(Rows from a figure dataset)
━━━

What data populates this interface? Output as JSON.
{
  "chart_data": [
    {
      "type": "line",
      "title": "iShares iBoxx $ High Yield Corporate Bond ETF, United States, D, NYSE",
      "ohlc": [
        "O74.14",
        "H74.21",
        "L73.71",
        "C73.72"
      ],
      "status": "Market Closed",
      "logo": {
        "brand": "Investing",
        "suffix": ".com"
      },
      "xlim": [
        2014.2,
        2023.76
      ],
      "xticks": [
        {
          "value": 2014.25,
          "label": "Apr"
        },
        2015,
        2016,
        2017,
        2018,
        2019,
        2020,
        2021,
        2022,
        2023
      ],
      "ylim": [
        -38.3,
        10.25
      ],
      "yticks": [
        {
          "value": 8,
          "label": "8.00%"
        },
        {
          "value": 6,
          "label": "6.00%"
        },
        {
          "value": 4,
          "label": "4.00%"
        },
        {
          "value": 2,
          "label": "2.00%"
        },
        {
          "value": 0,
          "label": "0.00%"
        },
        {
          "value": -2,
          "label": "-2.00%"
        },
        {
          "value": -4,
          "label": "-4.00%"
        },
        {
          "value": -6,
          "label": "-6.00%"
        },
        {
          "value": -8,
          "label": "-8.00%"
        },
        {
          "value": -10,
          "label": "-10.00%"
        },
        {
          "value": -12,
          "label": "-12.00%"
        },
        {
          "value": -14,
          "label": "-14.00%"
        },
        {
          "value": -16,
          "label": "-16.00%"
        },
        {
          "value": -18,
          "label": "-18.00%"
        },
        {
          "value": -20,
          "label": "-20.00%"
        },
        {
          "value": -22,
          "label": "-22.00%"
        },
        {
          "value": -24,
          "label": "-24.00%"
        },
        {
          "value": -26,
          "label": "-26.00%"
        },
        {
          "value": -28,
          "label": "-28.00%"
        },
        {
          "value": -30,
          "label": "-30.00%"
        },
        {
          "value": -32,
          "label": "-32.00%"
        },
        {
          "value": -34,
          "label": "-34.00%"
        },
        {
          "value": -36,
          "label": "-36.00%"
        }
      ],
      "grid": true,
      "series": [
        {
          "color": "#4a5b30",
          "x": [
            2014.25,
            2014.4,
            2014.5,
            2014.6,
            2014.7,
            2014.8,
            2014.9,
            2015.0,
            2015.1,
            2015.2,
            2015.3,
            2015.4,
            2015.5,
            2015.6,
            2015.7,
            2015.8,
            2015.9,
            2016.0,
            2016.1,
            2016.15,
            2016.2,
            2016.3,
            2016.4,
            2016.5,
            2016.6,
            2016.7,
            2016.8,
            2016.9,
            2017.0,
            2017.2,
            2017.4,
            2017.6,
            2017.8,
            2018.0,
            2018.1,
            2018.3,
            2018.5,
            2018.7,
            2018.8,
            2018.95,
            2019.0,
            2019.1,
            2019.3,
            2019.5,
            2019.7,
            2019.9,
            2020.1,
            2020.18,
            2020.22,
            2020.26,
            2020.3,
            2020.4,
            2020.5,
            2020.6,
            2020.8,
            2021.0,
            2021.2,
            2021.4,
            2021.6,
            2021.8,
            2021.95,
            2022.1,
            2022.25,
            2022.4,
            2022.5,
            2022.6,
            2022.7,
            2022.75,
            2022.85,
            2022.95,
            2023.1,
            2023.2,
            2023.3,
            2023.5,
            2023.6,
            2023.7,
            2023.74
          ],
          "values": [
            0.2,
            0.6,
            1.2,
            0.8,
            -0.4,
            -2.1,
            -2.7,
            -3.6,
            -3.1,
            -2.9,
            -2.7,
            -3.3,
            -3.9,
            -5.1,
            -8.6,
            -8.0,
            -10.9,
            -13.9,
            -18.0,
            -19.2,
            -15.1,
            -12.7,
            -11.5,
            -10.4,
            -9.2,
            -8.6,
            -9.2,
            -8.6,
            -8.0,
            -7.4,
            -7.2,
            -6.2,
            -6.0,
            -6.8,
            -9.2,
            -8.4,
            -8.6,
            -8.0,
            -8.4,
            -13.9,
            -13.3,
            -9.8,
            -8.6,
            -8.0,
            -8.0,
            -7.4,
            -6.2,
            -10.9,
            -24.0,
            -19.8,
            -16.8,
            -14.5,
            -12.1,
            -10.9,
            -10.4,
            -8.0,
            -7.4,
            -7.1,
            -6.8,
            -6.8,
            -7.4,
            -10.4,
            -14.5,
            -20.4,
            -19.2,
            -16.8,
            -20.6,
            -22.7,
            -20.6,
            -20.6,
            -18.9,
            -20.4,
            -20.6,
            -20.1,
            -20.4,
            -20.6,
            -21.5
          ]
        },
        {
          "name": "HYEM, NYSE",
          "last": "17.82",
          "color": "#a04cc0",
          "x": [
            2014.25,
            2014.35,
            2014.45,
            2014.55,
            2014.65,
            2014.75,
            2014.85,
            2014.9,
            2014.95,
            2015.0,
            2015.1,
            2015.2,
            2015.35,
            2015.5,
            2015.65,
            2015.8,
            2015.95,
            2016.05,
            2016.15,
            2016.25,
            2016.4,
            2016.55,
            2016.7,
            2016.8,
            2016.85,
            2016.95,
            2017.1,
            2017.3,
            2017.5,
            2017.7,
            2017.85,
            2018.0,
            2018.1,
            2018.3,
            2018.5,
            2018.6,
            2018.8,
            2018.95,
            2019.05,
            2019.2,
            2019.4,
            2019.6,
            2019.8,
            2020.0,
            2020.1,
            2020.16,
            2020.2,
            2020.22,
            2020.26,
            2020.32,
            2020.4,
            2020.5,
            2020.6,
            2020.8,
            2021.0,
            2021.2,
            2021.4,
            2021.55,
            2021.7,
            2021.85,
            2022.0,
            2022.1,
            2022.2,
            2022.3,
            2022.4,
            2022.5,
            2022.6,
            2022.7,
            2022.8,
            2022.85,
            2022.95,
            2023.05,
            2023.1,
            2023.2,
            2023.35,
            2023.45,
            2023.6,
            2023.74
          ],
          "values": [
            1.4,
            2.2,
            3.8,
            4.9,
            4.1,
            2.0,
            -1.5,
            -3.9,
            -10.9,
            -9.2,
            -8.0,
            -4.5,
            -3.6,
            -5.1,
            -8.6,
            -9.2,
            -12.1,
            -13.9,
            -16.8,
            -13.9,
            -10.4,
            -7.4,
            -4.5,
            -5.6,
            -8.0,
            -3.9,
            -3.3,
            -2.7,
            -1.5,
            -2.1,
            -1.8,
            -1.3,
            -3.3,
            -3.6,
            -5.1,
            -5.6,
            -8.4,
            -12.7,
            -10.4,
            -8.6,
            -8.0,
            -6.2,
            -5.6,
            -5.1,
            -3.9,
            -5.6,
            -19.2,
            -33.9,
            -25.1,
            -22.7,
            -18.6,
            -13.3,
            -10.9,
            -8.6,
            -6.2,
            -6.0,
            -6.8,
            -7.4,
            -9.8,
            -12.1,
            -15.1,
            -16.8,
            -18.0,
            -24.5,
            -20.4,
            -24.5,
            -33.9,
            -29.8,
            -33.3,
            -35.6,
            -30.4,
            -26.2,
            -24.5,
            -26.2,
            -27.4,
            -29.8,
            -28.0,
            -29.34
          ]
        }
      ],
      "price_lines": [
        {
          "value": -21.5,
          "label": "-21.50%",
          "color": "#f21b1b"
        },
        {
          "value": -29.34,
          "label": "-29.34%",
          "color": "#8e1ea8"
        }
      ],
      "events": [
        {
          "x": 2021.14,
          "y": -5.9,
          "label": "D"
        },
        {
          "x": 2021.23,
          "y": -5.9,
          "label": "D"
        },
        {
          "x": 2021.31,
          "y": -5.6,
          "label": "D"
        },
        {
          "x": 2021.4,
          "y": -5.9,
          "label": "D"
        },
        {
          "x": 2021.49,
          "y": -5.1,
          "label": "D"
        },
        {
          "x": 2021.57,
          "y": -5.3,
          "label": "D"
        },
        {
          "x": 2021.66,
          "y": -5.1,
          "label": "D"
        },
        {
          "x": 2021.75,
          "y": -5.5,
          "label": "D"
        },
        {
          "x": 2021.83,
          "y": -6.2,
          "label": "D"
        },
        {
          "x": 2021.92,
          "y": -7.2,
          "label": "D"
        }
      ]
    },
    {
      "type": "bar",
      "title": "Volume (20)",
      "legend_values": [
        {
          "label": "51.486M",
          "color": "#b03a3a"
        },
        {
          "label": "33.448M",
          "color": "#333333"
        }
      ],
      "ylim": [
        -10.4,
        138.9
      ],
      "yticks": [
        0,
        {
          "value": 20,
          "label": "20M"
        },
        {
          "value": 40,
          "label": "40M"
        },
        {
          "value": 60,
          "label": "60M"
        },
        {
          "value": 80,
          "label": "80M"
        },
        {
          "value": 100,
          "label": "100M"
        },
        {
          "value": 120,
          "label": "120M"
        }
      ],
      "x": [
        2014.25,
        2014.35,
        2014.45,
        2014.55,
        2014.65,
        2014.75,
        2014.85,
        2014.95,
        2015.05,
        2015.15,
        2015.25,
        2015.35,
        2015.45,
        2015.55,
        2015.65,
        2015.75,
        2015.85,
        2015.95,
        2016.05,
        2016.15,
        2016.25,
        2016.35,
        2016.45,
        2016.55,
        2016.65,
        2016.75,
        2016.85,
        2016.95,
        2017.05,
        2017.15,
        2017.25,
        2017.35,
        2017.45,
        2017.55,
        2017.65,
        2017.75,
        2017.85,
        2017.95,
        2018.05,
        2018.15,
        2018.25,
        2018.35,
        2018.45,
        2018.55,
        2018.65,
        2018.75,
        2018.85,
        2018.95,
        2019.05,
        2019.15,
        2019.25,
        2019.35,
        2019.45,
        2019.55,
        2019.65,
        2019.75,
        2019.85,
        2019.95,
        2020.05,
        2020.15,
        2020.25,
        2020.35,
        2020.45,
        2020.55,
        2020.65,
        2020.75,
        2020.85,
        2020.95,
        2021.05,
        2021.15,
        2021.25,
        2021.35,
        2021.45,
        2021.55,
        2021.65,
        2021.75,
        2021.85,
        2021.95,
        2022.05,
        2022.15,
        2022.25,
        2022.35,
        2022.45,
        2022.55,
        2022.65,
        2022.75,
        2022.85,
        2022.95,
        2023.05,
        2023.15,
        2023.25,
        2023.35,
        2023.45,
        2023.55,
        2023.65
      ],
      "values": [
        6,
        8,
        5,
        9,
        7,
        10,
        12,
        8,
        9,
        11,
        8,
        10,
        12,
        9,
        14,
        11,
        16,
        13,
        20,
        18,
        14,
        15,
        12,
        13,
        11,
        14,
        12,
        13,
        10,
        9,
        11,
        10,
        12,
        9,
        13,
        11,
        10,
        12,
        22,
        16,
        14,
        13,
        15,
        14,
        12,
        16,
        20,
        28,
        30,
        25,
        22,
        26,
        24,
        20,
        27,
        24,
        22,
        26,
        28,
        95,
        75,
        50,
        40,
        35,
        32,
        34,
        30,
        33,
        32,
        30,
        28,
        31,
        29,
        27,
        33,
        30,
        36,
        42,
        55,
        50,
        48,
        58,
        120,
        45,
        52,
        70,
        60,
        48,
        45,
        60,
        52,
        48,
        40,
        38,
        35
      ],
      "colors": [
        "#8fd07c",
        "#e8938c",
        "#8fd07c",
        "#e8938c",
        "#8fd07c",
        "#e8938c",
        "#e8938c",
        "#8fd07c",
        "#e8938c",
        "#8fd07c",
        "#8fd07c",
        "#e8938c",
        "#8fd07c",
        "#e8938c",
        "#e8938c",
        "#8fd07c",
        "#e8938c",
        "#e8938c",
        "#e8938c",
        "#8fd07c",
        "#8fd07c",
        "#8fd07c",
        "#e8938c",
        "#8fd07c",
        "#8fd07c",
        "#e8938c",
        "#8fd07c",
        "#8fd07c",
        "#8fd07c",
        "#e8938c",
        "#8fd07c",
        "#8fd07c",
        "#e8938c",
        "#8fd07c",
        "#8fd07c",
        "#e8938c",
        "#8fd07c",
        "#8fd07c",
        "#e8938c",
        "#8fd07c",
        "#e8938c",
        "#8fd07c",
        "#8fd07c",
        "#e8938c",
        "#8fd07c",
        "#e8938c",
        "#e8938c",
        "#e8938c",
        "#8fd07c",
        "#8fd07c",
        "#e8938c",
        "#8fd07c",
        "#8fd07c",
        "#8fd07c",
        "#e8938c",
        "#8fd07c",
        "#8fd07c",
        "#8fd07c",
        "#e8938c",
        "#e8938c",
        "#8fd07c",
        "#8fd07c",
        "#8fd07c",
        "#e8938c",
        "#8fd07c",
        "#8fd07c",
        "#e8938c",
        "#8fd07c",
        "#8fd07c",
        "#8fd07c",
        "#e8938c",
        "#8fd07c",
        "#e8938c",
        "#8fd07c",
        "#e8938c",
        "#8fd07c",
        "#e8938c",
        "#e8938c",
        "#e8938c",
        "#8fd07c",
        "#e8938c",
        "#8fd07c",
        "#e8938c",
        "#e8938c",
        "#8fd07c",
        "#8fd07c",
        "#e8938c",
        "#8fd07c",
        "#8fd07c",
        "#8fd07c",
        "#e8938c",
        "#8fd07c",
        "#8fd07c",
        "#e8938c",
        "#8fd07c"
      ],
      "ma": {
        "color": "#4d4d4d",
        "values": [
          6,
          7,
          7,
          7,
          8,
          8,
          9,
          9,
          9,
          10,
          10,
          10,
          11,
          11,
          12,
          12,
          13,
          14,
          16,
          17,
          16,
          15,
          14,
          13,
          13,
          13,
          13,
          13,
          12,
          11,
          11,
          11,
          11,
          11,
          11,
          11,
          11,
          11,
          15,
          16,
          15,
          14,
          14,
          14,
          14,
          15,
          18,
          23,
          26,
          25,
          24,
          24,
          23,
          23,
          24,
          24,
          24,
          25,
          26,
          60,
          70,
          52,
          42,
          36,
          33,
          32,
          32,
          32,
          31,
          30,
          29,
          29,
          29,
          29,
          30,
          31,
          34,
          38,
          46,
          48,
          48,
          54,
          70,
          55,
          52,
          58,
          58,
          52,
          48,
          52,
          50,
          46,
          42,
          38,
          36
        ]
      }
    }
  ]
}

━━━

What the task requires: For each line of the entries that includes "title", show that line.

The solution:
      "title": "iShares iBoxx $ High Yield Corporate Bond ETF, United States, D, NYSE",
      "title": "Volume (20)",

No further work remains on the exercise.